## Objective
Among the lines of these entries, how many hold the word "JSON"? State only the number.

## Supplied data
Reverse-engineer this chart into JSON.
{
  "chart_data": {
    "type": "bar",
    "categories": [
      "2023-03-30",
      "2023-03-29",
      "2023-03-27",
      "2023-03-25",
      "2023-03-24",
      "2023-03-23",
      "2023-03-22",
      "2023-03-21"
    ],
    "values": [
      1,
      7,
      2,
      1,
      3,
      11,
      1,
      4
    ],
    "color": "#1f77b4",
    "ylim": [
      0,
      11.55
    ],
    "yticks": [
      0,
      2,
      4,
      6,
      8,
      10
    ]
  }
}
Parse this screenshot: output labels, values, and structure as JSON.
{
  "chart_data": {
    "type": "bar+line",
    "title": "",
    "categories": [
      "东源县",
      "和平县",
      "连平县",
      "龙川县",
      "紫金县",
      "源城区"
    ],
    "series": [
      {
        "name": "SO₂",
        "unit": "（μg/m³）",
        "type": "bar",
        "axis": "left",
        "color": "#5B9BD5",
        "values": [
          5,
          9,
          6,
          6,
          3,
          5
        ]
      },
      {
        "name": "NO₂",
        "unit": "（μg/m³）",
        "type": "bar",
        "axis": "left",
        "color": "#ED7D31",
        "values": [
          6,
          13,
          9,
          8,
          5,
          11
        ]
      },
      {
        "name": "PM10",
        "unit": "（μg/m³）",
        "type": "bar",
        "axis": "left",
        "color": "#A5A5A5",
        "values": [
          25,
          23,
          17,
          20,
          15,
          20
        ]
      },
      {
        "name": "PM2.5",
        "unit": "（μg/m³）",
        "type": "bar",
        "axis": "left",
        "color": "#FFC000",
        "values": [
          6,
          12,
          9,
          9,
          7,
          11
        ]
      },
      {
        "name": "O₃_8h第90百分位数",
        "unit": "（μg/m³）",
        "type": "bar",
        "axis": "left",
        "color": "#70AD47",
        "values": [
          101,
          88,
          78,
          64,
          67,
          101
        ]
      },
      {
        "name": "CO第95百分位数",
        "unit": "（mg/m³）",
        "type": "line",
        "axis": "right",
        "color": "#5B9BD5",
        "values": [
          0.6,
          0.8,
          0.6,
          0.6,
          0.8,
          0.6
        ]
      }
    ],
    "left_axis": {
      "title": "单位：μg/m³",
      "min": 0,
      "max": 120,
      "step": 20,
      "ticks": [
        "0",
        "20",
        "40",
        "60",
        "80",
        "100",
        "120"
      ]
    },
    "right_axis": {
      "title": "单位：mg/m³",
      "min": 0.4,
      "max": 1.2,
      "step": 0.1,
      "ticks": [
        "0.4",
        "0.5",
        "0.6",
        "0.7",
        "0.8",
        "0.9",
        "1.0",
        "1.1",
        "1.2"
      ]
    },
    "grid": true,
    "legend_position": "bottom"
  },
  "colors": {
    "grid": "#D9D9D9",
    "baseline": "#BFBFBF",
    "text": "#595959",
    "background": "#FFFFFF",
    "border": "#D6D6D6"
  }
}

## Task result
2